Write only the number of lines in the records beneath that hold "Paris".

━━━ DATA PROVIDED ━━━

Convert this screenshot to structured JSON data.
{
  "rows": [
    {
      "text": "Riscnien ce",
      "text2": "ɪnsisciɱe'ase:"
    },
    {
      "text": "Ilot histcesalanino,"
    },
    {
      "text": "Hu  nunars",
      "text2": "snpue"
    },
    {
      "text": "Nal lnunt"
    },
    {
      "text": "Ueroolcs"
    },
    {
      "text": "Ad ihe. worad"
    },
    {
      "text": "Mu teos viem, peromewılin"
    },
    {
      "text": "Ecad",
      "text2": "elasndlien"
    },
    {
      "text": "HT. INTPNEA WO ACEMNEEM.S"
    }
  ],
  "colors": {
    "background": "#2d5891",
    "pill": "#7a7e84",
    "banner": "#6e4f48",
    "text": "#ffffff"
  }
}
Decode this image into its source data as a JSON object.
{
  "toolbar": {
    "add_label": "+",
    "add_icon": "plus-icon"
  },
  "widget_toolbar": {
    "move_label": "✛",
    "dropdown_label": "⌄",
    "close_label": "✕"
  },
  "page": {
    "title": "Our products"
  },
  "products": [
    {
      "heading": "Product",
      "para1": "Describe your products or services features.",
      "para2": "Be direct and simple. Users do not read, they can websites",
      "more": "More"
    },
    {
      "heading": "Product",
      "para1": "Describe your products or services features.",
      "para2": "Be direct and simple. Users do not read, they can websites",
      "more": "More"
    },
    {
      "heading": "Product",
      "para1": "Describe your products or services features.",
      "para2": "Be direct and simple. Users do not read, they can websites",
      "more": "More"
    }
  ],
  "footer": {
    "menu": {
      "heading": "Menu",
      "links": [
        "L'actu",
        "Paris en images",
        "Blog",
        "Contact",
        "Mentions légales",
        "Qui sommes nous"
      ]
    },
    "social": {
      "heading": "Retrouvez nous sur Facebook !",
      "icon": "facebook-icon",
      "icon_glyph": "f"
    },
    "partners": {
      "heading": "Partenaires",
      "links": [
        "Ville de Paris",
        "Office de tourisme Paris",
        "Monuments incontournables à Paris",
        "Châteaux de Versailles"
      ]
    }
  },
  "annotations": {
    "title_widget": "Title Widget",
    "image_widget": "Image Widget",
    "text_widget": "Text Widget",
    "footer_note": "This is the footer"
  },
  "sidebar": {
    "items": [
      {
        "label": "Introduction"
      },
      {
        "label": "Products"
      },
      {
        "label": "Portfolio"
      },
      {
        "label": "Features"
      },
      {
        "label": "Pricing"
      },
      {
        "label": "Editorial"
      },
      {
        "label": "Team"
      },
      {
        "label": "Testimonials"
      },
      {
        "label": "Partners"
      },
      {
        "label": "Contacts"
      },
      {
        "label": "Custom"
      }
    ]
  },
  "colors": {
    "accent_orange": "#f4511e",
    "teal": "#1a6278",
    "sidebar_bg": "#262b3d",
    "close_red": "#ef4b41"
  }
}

━━━

**RESPONSE TO THE TASK:** 4